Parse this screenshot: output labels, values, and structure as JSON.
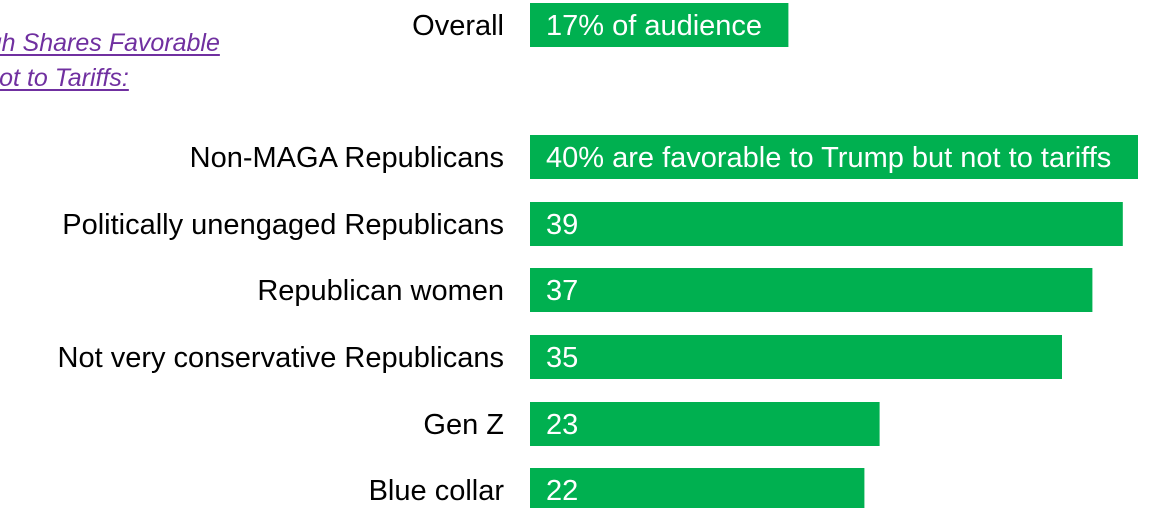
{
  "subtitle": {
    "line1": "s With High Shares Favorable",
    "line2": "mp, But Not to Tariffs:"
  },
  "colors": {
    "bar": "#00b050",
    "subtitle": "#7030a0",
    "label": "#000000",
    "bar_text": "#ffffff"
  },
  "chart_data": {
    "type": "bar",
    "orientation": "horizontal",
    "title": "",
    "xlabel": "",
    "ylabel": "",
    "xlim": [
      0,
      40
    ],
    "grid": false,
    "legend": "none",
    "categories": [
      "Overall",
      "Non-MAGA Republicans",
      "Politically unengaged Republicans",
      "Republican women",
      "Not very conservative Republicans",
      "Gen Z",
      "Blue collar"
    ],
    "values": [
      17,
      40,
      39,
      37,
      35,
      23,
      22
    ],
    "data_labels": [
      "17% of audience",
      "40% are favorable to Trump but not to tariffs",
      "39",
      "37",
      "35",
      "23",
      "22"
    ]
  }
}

# Direction:
Without the pictures, output the full listing exactly as it stands.

# Response to this task:
Parse this screenshot: output labels, values, and structure as JSON.
{
  "subtitle": {
    "line1": "s With High Shares Favorable",
    "line2": "mp, But Not to Tariffs:"
  },
  "colors": {
    "bar": "#00b050",
    "subtitle": "#7030a0",
    "label": "#000000",
    "bar_text": "#ffffff"
  },
  "chart_data": {
    "type": "bar",
    "orientation": "horizontal",
    "title": "",
    "xlabel": "",
    "ylabel": "",
    "xlim": [
      0,
      40
    ],
    "grid": false,
    "legend": "none",
    "categories": [
      "Overall",
      "Non-MAGA Republicans",
      "Politically unengaged Republicans",
      "Republican women",
      "Not very conservative Republicans",
      "Gen Z",
      "Blue collar"
    ],
    "values": [
      17,
      40,
      39,
      37,
      35,
      23,
      22
    ],
    "data_labels": [
      "17% of audience",
      "40% are favorable to Trump but not to tariffs",
      "39",
      "37",
      "35",
      "23",
      "22"
    ]
  }
}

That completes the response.